What this task involves: Return every line of the material exactly.

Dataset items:
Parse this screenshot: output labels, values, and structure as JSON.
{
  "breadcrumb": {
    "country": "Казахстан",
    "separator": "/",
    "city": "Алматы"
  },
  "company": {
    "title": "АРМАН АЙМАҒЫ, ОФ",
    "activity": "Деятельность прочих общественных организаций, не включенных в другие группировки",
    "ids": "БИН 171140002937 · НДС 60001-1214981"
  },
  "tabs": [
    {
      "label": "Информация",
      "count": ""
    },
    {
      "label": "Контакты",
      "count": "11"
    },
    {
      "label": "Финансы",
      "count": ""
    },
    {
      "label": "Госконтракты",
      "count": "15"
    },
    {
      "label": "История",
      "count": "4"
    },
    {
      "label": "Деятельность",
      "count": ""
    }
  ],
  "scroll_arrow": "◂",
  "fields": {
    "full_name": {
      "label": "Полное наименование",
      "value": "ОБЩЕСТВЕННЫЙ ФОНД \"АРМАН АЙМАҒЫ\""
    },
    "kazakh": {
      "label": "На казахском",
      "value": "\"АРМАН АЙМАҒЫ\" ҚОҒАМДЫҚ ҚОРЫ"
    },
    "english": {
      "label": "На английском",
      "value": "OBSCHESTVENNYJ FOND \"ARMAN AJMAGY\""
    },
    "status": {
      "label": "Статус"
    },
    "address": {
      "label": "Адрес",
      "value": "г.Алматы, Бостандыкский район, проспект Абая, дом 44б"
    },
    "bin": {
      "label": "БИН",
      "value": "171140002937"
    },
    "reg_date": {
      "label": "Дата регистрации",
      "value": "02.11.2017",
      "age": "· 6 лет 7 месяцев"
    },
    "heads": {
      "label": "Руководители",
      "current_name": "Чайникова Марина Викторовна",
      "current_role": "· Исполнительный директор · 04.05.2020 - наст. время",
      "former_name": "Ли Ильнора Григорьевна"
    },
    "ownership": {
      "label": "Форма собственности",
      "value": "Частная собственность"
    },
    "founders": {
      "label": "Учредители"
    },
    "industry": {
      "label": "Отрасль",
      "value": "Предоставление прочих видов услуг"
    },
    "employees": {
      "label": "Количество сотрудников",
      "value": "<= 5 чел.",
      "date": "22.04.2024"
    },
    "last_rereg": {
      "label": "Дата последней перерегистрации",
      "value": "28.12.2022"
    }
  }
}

Written solution:
Parse this screenshot: output labels, values, and structure as JSON.
{
  "breadcrumb": {
    "country": "Казахстан",
    "separator": "/",
    "city": "Алматы"
  },
  "company": {
    "title": "АРМАН АЙМАҒЫ, ОФ",
    "activity": "Деятельность прочих общественных организаций, не включенных в другие группировки",
    "ids": "БИН 171140002937 · НДС 60001-1214981"
  },
  "tabs": [
    {
      "label": "Информация",
      "count": ""
    },
    {
      "label": "Контакты",
      "count": "11"
    },
    {
      "label": "Финансы",
      "count": ""
    },
    {
      "label": "Госконтракты",
      "count": "15"
    },
    {
      "label": "История",
      "count": "4"
    },
    {
      "label": "Деятельность",
      "count": ""
    }
  ],
  "scroll_arrow": "◂",
  "fields": {
    "full_name": {
      "label": "Полное наименование",
      "value": "ОБЩЕСТВЕННЫЙ ФОНД \"АРМАН АЙМАҒЫ\""
    },
    "kazakh": {
      "label": "На казахском",
      "value": "\"АРМАН АЙМАҒЫ\" ҚОҒАМДЫҚ ҚОРЫ"
    },
    "english": {
      "label": "На английском",
      "value": "OBSCHESTVENNYJ FOND \"ARMAN AJMAGY\""
    },
    "status": {
      "label": "Статус"
    },
    "address": {
      "label": "Адрес",
      "value": "г.Алматы, Бостандыкский район, проспект Абая, дом 44б"
    },
    "bin": {
      "label": "БИН",
      "value": "171140002937"
    },
    "reg_date": {
      "label": "Дата регистрации",
      "value": "02.11.2017",
      "age": "· 6 лет 7 месяцев"
    },
    "heads": {
      "label": "Руководители",
      "current_name": "Чайникова Марина Викторовна",
      "current_role": "· Исполнительный директор · 04.05.2020 - наст. время",
      "former_name": "Ли Ильнора Григорьевна"
    },
    "ownership": {
      "label": "Форма собственности",
      "value": "Частная собственность"
    },
    "founders": {
      "label": "Учредители"
    },
    "industry": {
      "label": "Отрасль",
      "value": "Предоставление прочих видов услуг"
    },
    "employees": {
      "label": "Количество сотрудников",
      "value": "<= 5 чел.",
      "date": "22.04.2024"
    },
    "last_rereg": {
      "label": "Дата последней перерегистрации",
      "value": "28.12.2022"
    }
  }
}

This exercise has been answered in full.